## The task
Pictures do not belong in the copy; quote every entry below exactly.

━━━ Stored records

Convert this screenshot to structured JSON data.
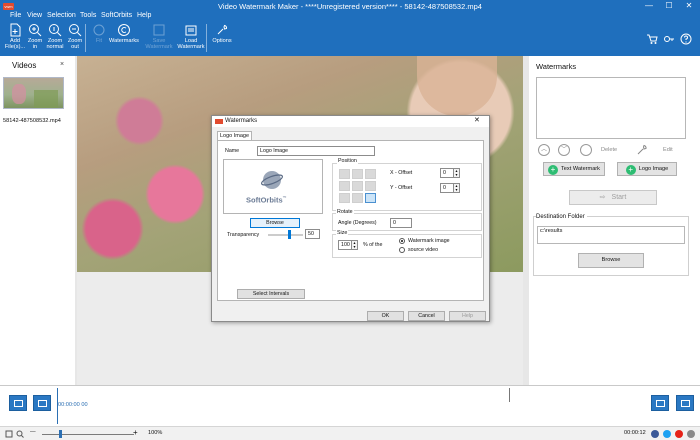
{
  "window": {
    "title": "Video Watermark Maker - ****Unregistered version**** - 58142-487508532.mp4",
    "app_icon_text": "vwm",
    "minimize": "—",
    "maximize": "☐",
    "close": "✕"
  },
  "menu": [
    "File",
    "View",
    "Selection",
    "Tools",
    "SoftOrbits",
    "Help"
  ],
  "ribbon": {
    "add_files": "Add\nFile(s)...",
    "zoom_in": "Zoom\nin",
    "zoom_normal": "Zoom\nnormal",
    "zoom_out": "Zoom\nout",
    "disabled_button": "Fit",
    "watermarks": "Watermarks",
    "save_watermark": "Save\nWatermark",
    "load_watermark": "Load\nWatermark",
    "options": "Options"
  },
  "videos_panel": {
    "title": "Videos",
    "close": "×",
    "items": [
      {
        "filename": "58142-487508532.mp4"
      }
    ]
  },
  "watermarks_panel": {
    "title": "Watermarks",
    "delete_label": "Delete",
    "edit_label": "Edit",
    "text_watermark_button": "Text Watermark",
    "logo_image_button": "Logo Image",
    "start_button": "Start",
    "destination_title": "Destination Folder",
    "destination_value": "c:\\results",
    "browse_button": "Browse"
  },
  "dialog": {
    "title": "Watermarks",
    "close": "✕",
    "tab": "Logo Image",
    "name_label": "Name",
    "name_value": "Logo Image",
    "logo_text": "SoftOrbits",
    "logo_tm": "™",
    "browse_button": "Browse",
    "transparency_label": "Transparency",
    "transparency_value": "50",
    "transparency_fraction": 0.6,
    "position_label": "Position",
    "x_offset_label": "X - Offset",
    "x_offset_value": "0",
    "y_offset_label": "Y - Offset",
    "y_offset_value": "0",
    "rotate_label": "Rotate",
    "angle_label": "Angle (Degrees)",
    "angle_value": "0",
    "size_label": "Size",
    "size_value": "100",
    "size_suffix": "% of the",
    "radio_watermark_image": "Watermark image",
    "radio_source_video": "source video",
    "select_intervals_button": "Select Intervals",
    "ok_button": "OK",
    "cancel_button": "Cancel",
    "help_button": "Help"
  },
  "timeline": {
    "current_time": "00:00:00 00"
  },
  "status": {
    "zoom_level": "100%",
    "duration": "00:00:12",
    "zoom_minus": "—",
    "zoom_plus": "+"
  },
  "colors": {
    "ribbon": "#1f6fbd",
    "accent_green": "#2ebd73",
    "timeline_blue": "#2a78c3"
  }
}
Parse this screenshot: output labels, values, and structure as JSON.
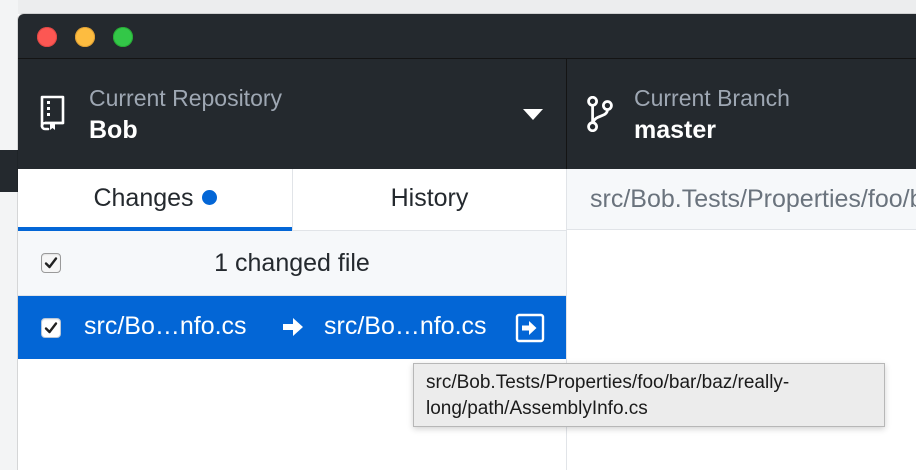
{
  "window": {
    "traffic_lights": {
      "close": "#fc5753",
      "minimize": "#fdbc40",
      "maximize": "#33c748"
    }
  },
  "toolbar": {
    "repository": {
      "label": "Current Repository",
      "value": "Bob",
      "icon": "repo-icon",
      "dropdown_icon": "triangle-down-icon"
    },
    "branch": {
      "label": "Current Branch",
      "value": "master",
      "icon": "git-branch-icon"
    }
  },
  "tabs": [
    {
      "label": "Changes",
      "selected": true,
      "has_changes_indicator": true
    },
    {
      "label": "History",
      "selected": false
    }
  ],
  "changes": {
    "summary": "1 changed file",
    "all_checked": true,
    "files": [
      {
        "checked": true,
        "old_path": "src/Bo…nfo.cs",
        "new_path": "src/Bo…nfo.cs",
        "rename_arrow_icon": "arrow-right-icon",
        "status_icon": "renamed-icon",
        "selected": true
      }
    ]
  },
  "diff": {
    "header_path": "src/Bob.Tests/Properties/foo/bar/baz/really-long/path/AssemblyInfo.cs"
  },
  "tooltip": {
    "line1": "src/Bob.Tests/Properties/foo/bar/baz/really-",
    "line2": "long/path/AssemblyInfo.cs"
  },
  "colors": {
    "toolbar_bg": "#24292e",
    "accent": "#0366d6",
    "muted_text": "#9ea7b3",
    "tooltip_bg": "#ececec"
  }
}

━━━━━━

## Solution to the problem
Convert this screenshot to structured JSON data.
{
  "window": {
    "title": "Video Watermark Maker - ****Unregistered version**** - 58142-487508532.mp4",
    "app_icon_text": "vwm",
    "minimize": "—",
    "maximize": "☐",
    "close": "✕"
  },
  "menu": [
    "File",
    "View",
    "Selection",
    "Tools",
    "SoftOrbits",
    "Help"
  ],
  "ribbon": {
    "add_files": "Add\nFile(s)...",
    "zoom_in": "Zoom\nin",
    "zoom_normal": "Zoom\nnormal",
    "zoom_out": "Zoom\nout",
    "disabled_button": "Fit",
    "watermarks": "Watermarks",
    "save_watermark": "Save\nWatermark",
    "load_watermark": "Load\nWatermark",
    "options": "Options"
  },
  "videos_panel": {
    "title": "Videos",
    "close": "×",
    "items": [
      {
        "filename": "58142-487508532.mp4"
      }
    ]
  },
  "watermarks_panel": {
    "title": "Watermarks",
    "delete_label": "Delete",
    "edit_label": "Edit",
    "text_watermark_button": "Text Watermark",
    "logo_image_button": "Logo Image",
    "start_button": "Start",
    "destination_title": "Destination Folder",
    "destination_value": "c:\\results",
    "browse_button": "Browse"
  },
  "dialog": {
    "title": "Watermarks",
    "close": "✕",
    "tab": "Logo Image",
    "name_label": "Name",
    "name_value": "Logo Image",
    "logo_text": "SoftOrbits",
    "logo_tm": "™",
    "browse_button": "Browse",
    "transparency_label": "Transparency",
    "transparency_value": "50",
    "transparency_fraction": 0.6,
    "position_label": "Position",
    "x_offset_label": "X - Offset",
    "x_offset_value": "0",
    "y_offset_label": "Y - Offset",
    "y_offset_value": "0",
    "rotate_label": "Rotate",
    "angle_label": "Angle (Degrees)",
    "angle_value": "0",
    "size_label": "Size",
    "size_value": "100",
    "size_suffix": "% of the",
    "radio_watermark_image": "Watermark image",
    "radio_source_video": "source video",
    "select_intervals_button": "Select Intervals",
    "ok_button": "OK",
    "cancel_button": "Cancel",
    "help_button": "Help"
  },
  "timeline": {
    "current_time": "00:00:00 00"
  },
  "status": {
    "zoom_level": "100%",
    "duration": "00:00:12",
    "zoom_minus": "—",
    "zoom_plus": "+"
  },
  "colors": {
    "ribbon": "#1f6fbd",
    "accent_green": "#2ebd73",
    "timeline_blue": "#2a78c3"
  }
}
Parse this screenshot: output labels, values, and structure as JSON.
{
  "window": {
    "traffic_lights": {
      "close": "#fc5753",
      "minimize": "#fdbc40",
      "maximize": "#33c748"
    }
  },
  "toolbar": {
    "repository": {
      "label": "Current Repository",
      "value": "Bob",
      "icon": "repo-icon",
      "dropdown_icon": "triangle-down-icon"
    },
    "branch": {
      "label": "Current Branch",
      "value": "master",
      "icon": "git-branch-icon"
    }
  },
  "tabs": [
    {
      "label": "Changes",
      "selected": true,
      "has_changes_indicator": true
    },
    {
      "label": "History",
      "selected": false
    }
  ],
  "changes": {
    "summary": "1 changed file",
    "all_checked": true,
    "files": [
      {
        "checked": true,
        "old_path": "src/Bo…nfo.cs",
        "new_path": "src/Bo…nfo.cs",
        "rename_arrow_icon": "arrow-right-icon",
        "status_icon": "renamed-icon",
        "selected": true
      }
    ]
  },
  "diff": {
    "header_path": "src/Bob.Tests/Properties/foo/bar/baz/really-long/path/AssemblyInfo.cs"
  },
  "tooltip": {
    "line1": "src/Bob.Tests/Properties/foo/bar/baz/really-",
    "line2": "long/path/AssemblyInfo.cs"
  },
  "colors": {
    "toolbar_bg": "#24292e",
    "accent": "#0366d6",
    "muted_text": "#9ea7b3",
    "tooltip_bg": "#ececec"
  }
}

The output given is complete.